[Records that describe figures]
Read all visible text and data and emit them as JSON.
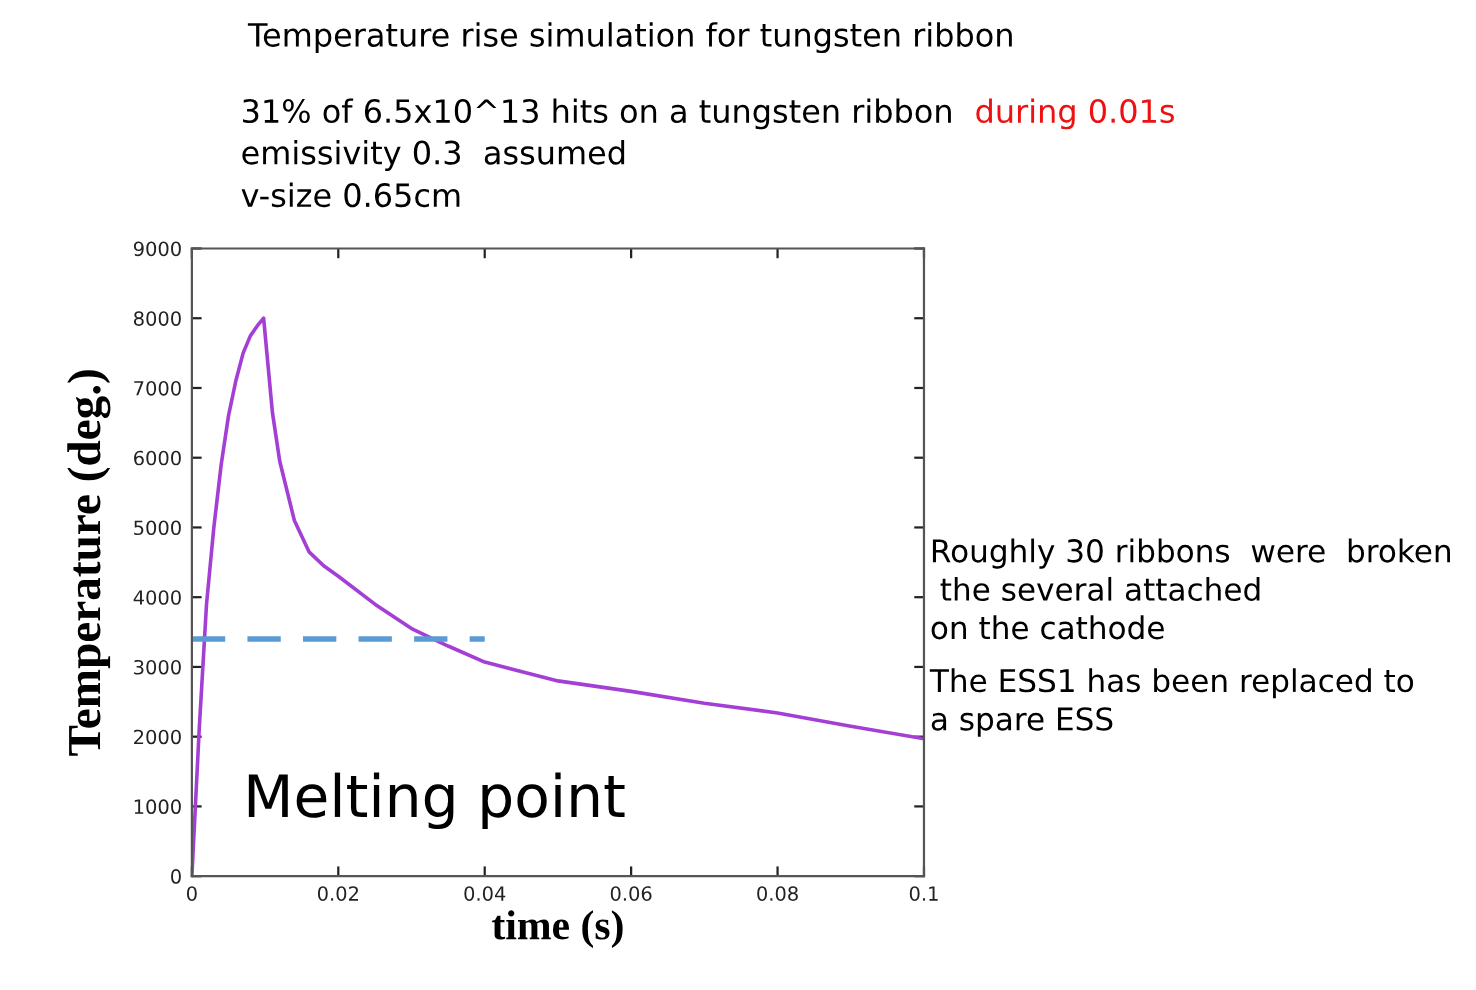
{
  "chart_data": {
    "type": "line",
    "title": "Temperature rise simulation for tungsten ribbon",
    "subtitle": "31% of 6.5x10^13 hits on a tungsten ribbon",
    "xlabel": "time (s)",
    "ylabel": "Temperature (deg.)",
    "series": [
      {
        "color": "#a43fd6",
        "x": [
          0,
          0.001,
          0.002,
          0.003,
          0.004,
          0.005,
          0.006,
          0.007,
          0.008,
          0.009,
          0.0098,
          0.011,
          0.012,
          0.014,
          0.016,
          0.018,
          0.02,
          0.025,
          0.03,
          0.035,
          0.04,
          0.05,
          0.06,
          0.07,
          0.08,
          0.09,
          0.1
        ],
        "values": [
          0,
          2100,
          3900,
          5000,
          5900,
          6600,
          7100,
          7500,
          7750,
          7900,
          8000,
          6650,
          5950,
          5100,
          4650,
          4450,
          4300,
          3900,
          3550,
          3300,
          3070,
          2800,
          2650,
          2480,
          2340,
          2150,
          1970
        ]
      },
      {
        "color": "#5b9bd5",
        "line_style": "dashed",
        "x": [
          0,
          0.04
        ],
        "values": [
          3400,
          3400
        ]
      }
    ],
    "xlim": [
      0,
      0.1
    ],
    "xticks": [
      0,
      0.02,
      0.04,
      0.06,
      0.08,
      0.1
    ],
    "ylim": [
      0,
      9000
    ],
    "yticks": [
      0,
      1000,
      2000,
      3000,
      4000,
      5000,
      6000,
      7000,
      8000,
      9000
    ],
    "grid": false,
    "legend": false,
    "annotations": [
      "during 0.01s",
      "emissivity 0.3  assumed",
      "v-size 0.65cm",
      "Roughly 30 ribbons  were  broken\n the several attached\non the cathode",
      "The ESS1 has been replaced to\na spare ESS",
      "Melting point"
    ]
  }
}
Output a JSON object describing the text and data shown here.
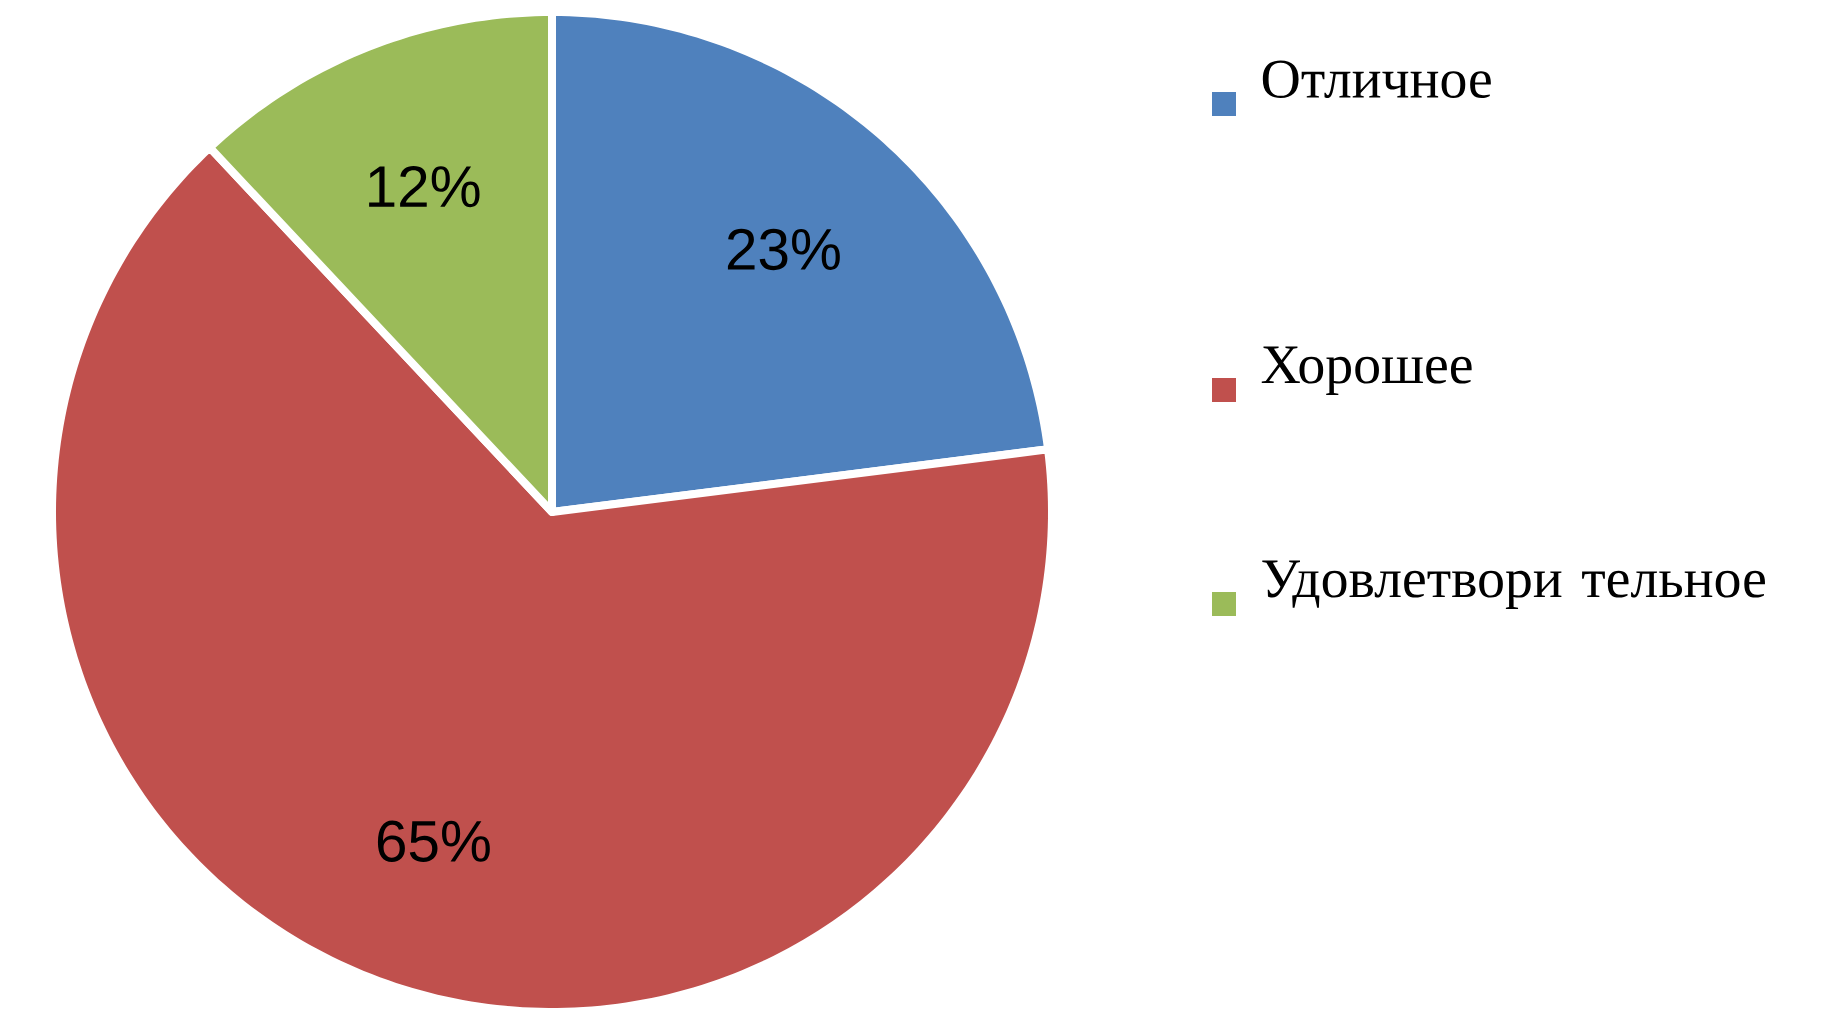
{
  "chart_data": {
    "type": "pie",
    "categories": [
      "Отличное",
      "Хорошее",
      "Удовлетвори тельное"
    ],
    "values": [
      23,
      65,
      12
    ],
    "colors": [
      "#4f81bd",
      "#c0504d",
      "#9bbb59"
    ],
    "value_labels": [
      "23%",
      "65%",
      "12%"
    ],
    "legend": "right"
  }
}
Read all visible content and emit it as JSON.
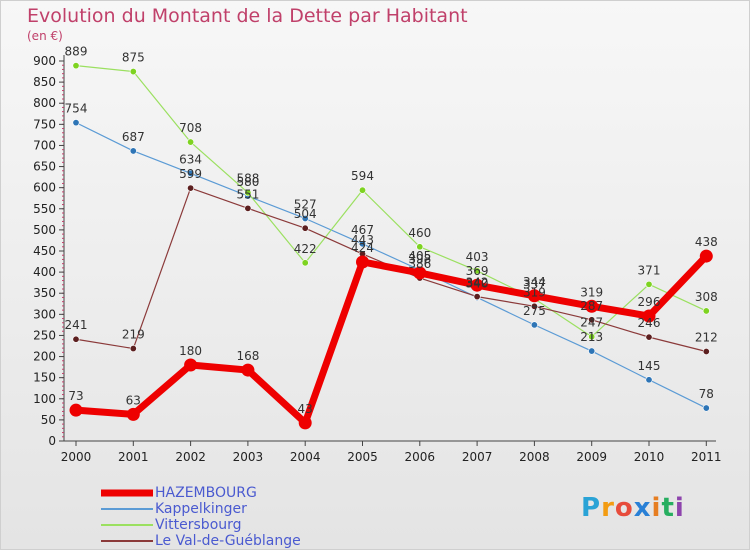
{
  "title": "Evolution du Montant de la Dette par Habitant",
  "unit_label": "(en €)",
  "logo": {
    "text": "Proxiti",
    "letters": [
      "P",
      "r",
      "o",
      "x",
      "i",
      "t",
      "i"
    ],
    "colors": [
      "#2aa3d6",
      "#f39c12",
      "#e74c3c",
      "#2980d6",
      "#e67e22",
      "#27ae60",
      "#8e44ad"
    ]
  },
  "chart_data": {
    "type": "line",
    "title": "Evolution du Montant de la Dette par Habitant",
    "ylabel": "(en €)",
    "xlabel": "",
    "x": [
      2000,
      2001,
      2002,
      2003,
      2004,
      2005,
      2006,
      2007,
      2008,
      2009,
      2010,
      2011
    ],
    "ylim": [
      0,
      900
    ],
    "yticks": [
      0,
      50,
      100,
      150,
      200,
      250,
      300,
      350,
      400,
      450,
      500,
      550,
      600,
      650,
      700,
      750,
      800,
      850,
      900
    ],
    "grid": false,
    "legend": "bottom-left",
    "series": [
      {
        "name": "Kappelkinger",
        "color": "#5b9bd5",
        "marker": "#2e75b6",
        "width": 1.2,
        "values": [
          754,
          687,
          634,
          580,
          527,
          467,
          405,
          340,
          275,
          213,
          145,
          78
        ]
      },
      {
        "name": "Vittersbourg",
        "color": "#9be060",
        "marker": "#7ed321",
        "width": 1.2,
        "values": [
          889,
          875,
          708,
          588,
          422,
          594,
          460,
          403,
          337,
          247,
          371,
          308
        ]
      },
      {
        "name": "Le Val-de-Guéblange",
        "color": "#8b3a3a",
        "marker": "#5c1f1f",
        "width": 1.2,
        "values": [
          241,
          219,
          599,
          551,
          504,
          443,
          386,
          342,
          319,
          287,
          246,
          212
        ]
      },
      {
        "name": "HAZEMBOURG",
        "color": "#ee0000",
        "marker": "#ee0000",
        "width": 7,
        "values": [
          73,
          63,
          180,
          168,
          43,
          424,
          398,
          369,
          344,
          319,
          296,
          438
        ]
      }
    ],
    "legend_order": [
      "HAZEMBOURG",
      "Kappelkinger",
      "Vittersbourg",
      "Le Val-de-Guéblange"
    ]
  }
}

**To do**
Print the listing above in full, exactly as written. Omit any pictures.

**Final result**
Read all visible text and data and emit them as JSON.
{
  "chart_data": {
    "type": "line",
    "title": "Temperature rise simulation for tungsten ribbon",
    "subtitle": "31% of 6.5x10^13 hits on a tungsten ribbon",
    "xlabel": "time (s)",
    "ylabel": "Temperature (deg.)",
    "series": [
      {
        "color": "#a43fd6",
        "x": [
          0,
          0.001,
          0.002,
          0.003,
          0.004,
          0.005,
          0.006,
          0.007,
          0.008,
          0.009,
          0.0098,
          0.011,
          0.012,
          0.014,
          0.016,
          0.018,
          0.02,
          0.025,
          0.03,
          0.035,
          0.04,
          0.05,
          0.06,
          0.07,
          0.08,
          0.09,
          0.1
        ],
        "values": [
          0,
          2100,
          3900,
          5000,
          5900,
          6600,
          7100,
          7500,
          7750,
          7900,
          8000,
          6650,
          5950,
          5100,
          4650,
          4450,
          4300,
          3900,
          3550,
          3300,
          3070,
          2800,
          2650,
          2480,
          2340,
          2150,
          1970
        ]
      },
      {
        "color": "#5b9bd5",
        "line_style": "dashed",
        "x": [
          0,
          0.04
        ],
        "values": [
          3400,
          3400
        ]
      }
    ],
    "xlim": [
      0,
      0.1
    ],
    "xticks": [
      0,
      0.02,
      0.04,
      0.06,
      0.08,
      0.1
    ],
    "ylim": [
      0,
      9000
    ],
    "yticks": [
      0,
      1000,
      2000,
      3000,
      4000,
      5000,
      6000,
      7000,
      8000,
      9000
    ],
    "grid": false,
    "legend": false,
    "annotations": [
      "during 0.01s",
      "emissivity 0.3  assumed",
      "v-size 0.65cm",
      "Roughly 30 ribbons  were  broken\n the several attached\non the cathode",
      "The ESS1 has been replaced to\na spare ESS",
      "Melting point"
    ]
  }
}
Output a JSON object describing the text and data shown here.
{
  "chart_data": {
    "type": "pie",
    "categories": [
      "Отличное",
      "Хорошее",
      "Удовлетвори тельное"
    ],
    "values": [
      23,
      65,
      12
    ],
    "colors": [
      "#4f81bd",
      "#c0504d",
      "#9bbb59"
    ],
    "value_labels": [
      "23%",
      "65%",
      "12%"
    ],
    "legend": "right"
  }
}
Read all visible content and emit it as JSON.
{
  "title": "Evolution du Montant de la Dette par Habitant",
  "unit_label": "(en €)",
  "logo": {
    "text": "Proxiti",
    "letters": [
      "P",
      "r",
      "o",
      "x",
      "i",
      "t",
      "i"
    ],
    "colors": [
      "#2aa3d6",
      "#f39c12",
      "#e74c3c",
      "#2980d6",
      "#e67e22",
      "#27ae60",
      "#8e44ad"
    ]
  },
  "chart_data": {
    "type": "line",
    "title": "Evolution du Montant de la Dette par Habitant",
    "ylabel": "(en €)",
    "xlabel": "",
    "x": [
      2000,
      2001,
      2002,
      2003,
      2004,
      2005,
      2006,
      2007,
      2008,
      2009,
      2010,
      2011
    ],
    "ylim": [
      0,
      900
    ],
    "yticks": [
      0,
      50,
      100,
      150,
      200,
      250,
      300,
      350,
      400,
      450,
      500,
      550,
      600,
      650,
      700,
      750,
      800,
      850,
      900
    ],
    "grid": false,
    "legend": "bottom-left",
    "series": [
      {
        "name": "Kappelkinger",
        "color": "#5b9bd5",
        "marker": "#2e75b6",
        "width": 1.2,
        "values": [
          754,
          687,
          634,
          580,
          527,
          467,
          405,
          340,
          275,
          213,
          145,
          78
        ]
      },
      {
        "name": "Vittersbourg",
        "color": "#9be060",
        "marker": "#7ed321",
        "width": 1.2,
        "values": [
          889,
          875,
          708,
          588,
          422,
          594,
          460,
          403,
          337,
          247,
          371,
          308
        ]
      },
      {
        "name": "Le Val-de-Guéblange",
        "color": "#8b3a3a",
        "marker": "#5c1f1f",
        "width": 1.2,
        "values": [
          241,
          219,
          599,
          551,
          504,
          443,
          386,
          342,
          319,
          287,
          246,
          212
        ]
      },
      {
        "name": "HAZEMBOURG",
        "color": "#ee0000",
        "marker": "#ee0000",
        "width": 7,
        "values": [
          73,
          63,
          180,
          168,
          43,
          424,
          398,
          369,
          344,
          319,
          296,
          438
        ]
      }
    ],
    "legend_order": [
      "HAZEMBOURG",
      "Kappelkinger",
      "Vittersbourg",
      "Le Val-de-Guéblange"
    ]
  }
}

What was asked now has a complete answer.